-- start --

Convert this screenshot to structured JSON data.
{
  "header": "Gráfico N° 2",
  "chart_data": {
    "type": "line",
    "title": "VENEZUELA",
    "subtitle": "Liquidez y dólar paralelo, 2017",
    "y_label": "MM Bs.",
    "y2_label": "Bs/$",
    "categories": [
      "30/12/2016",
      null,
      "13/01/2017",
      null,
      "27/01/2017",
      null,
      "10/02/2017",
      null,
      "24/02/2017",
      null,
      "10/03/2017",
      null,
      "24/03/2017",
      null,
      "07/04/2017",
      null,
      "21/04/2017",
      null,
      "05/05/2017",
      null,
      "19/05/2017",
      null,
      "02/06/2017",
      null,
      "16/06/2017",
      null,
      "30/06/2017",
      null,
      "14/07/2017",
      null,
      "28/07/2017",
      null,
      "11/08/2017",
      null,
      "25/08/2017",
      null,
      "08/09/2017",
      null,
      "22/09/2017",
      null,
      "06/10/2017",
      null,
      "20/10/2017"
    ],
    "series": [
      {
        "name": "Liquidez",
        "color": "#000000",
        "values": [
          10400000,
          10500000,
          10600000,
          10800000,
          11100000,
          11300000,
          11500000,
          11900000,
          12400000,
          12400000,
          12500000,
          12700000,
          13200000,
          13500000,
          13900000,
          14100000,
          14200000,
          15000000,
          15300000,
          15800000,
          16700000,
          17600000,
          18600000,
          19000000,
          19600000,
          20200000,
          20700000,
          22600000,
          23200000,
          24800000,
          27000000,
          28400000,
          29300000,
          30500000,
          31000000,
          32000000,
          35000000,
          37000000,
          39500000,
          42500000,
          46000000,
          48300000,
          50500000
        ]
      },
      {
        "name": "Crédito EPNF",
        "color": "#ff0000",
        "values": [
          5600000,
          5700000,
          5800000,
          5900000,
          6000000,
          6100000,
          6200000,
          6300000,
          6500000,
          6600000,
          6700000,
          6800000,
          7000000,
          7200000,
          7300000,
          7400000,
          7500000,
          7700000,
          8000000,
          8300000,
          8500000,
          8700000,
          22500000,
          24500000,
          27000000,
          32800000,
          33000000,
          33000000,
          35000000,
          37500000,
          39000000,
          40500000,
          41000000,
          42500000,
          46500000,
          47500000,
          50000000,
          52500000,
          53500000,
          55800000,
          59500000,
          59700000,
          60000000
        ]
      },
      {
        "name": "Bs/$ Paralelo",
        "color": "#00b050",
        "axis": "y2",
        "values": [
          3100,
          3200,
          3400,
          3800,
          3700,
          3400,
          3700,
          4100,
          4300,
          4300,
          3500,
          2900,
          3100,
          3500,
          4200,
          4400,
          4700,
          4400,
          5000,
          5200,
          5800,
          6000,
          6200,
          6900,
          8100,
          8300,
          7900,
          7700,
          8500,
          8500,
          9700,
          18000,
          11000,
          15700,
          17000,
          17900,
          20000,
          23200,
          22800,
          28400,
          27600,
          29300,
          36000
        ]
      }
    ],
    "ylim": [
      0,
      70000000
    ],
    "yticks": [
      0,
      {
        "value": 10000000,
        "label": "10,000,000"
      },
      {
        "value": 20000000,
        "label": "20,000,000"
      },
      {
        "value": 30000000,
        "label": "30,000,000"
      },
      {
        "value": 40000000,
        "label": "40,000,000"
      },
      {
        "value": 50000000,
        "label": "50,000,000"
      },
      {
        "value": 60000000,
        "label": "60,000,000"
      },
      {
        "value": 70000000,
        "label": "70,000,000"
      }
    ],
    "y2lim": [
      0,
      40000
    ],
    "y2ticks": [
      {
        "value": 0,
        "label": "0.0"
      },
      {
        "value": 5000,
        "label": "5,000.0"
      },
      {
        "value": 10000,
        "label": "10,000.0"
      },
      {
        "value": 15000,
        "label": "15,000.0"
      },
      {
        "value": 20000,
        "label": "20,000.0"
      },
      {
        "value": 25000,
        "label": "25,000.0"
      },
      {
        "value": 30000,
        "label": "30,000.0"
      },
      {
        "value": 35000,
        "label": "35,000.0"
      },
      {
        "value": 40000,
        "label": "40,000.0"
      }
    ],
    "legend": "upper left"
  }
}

-- end --

Return every line containing "color".

        "color": "#000000",
        "color": "#ff0000",
        "color": "#00b050",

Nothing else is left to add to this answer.